Page excerpt:
<<<<

Their huge scale means they have enough spare capacity that they can easily cope if any particular customer needs more resources, which is why it is often used for less-sensitive applications that demand a varying amount of resources.

Private Cloud

Private cloud allows organisations to benefit from the some of the advantages of public cloud, but without the concerns about relinquishing control over data and services, because it is tucked away behind the corporate firewall.  Companies can control exactly where their data is being held and can build the infrastructure in a way they want, largely for IaaS or PaaS projects, to give developers access to a pool of computing power that scales on-demand without putting security at risk. 

That additional security comes at a cost, as few companies will have the scale of AWS, Microsoft or Google, which means they will not be able to create the same economies of scale. 

For companies that require additional security, private cloud may be a useful stepping stone, helping them to understand cloud services or rebuild internal applications for the cloud, before shifting them into the public cloud. A Forrester survey of 500 businesses that were early adopters found that the need to rewrite applications to optimise them for the cloud was one of the biggest costs, especially if the apps were complex or customised. The surveyalso found:-

  • A third of those surveyed said cited high fees for passing data between systems as a challenge in moving their mission-critical applications. 
  • The skills required for migration are both difficult and expensive to find, and that even when organisations could find the right people they risked them being stolen away by cloud computing vendors with deep pockets. 
  • One third of those surveyed said their software database license costs drastically increased if they moved applications. 

Another Report from Virtustream said, "While many businesses associate the cloud with cost savings, underestimating the resources involved in cloud migration can quickly cause costs to spiral out of control." 

Geography and Cloud Computing

Geography does have an impact on Cloud services.

  • There is the issue of latency: if the application is coming from a data centre on the other side of the planet, or on the other side of a congested network, then you may find it sluggish compared to a local connection. 
  • There is also the issue of data sovereignty. Many companies, particularly in Europe, have to worry about where their data is being processed and stored. European companies are worried that, for example, if their customer data is being stored in data centres in the US or, owned by US companies, it could be accessed by US law enforcement. 

As a result the big cloud vendors have been building regional data centre networks so that organisations can keep their data in their own region. 

In Germany, Microsoft has taken another step and is offering Azure cloud services from two different data centres, which have been set up to make it much harder for US authorities to demand access to the customer data stored there. The customer data in the data centres is under the control of an independent German company which acts as a "data trustee", and Microsoft cannot access data at the sites without the permission of customers or the data trustee. It seems likely that cloud vendors will continue to open more data centres around the world to cater to customers with requirements to keep data in specific locations.

>>>>

Exercise instructions: Rewrite the part of the cloud computing text starting with "In Germany, Microsoft" and going on through "in specific locations.", putting "data custodian" in place of "data trustee".

Information given:
<<<<

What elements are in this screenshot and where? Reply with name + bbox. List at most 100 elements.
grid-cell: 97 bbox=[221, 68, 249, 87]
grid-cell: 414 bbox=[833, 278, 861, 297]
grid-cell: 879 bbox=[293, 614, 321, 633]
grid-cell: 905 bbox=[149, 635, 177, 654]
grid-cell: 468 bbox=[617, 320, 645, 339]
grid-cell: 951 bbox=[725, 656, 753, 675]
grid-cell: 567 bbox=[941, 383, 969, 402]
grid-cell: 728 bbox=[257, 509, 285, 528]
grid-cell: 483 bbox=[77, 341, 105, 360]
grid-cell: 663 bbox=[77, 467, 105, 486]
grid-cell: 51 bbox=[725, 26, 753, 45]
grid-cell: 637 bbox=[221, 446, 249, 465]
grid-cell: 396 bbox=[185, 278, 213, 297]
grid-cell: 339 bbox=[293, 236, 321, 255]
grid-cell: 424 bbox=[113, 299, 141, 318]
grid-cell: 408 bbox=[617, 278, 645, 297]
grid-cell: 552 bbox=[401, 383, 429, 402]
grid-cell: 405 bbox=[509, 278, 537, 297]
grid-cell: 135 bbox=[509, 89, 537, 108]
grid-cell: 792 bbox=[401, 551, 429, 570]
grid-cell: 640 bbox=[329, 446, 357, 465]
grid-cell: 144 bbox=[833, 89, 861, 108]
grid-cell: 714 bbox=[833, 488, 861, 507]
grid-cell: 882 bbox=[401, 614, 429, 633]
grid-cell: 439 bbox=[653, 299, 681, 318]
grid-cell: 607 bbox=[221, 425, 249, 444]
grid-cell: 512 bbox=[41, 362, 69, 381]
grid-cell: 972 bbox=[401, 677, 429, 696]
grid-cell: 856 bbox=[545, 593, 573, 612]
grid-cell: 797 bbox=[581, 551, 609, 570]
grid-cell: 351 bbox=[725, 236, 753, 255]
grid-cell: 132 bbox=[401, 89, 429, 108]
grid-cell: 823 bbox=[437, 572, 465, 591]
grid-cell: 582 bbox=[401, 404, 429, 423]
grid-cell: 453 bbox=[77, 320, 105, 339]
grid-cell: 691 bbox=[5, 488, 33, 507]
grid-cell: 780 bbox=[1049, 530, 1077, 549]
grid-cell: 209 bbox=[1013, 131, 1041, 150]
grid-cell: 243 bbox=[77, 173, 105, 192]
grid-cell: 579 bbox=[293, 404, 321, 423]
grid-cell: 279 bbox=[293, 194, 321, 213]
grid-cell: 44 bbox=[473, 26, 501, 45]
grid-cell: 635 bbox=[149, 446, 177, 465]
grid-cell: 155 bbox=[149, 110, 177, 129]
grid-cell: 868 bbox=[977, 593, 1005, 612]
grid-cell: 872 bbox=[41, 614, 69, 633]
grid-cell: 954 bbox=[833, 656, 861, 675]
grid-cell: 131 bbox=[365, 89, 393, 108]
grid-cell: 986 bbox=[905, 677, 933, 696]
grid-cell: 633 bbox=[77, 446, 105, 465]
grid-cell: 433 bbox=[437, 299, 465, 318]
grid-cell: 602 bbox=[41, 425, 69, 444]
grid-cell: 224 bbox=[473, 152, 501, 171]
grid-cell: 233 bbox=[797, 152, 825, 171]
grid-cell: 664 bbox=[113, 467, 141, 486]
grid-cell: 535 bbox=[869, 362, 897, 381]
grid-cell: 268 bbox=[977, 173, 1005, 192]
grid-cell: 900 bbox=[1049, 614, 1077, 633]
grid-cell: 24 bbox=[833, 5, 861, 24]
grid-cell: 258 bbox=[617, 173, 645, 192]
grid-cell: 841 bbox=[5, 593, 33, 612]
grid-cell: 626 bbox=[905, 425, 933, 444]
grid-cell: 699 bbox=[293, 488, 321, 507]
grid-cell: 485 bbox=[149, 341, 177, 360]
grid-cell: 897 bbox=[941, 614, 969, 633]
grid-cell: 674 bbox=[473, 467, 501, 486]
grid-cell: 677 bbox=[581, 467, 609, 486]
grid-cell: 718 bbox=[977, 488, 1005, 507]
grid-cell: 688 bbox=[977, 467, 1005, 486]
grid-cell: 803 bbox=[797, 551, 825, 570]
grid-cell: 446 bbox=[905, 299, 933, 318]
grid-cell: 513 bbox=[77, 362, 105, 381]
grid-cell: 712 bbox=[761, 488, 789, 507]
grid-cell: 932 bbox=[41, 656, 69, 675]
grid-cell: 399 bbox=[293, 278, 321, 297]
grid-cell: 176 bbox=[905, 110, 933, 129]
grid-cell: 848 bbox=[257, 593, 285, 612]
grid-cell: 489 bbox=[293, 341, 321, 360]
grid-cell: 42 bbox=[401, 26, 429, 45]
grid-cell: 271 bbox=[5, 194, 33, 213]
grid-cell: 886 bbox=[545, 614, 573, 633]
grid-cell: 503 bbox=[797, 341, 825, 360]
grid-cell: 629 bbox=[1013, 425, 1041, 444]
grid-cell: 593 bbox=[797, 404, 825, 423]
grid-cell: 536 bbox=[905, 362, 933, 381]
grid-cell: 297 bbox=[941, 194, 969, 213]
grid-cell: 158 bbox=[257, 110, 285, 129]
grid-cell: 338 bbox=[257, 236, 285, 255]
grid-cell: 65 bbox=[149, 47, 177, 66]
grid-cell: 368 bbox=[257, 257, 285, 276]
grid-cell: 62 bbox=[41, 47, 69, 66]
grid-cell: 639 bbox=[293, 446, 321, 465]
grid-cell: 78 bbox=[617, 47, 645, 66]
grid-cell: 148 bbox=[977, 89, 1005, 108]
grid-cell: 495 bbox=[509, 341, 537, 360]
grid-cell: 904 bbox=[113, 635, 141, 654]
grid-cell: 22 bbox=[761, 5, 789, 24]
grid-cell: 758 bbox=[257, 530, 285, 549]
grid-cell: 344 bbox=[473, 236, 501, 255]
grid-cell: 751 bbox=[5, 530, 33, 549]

>>>>

Problem solution:
In Germany, Microsoft has taken another step and is offering Azure cloud services from two different data centres, which have been set up to make it much harder for US authorities to demand access to the customer data stored there. The customer data in the data centres is under the control of an independent German company which acts as a "data custodian", and Microsoft cannot access data at the sites without the permission of customers or the data custodian. It seems likely that cloud vendors will continue to open more data centres around the world to cater to customers with requirements to keep data in specific locations.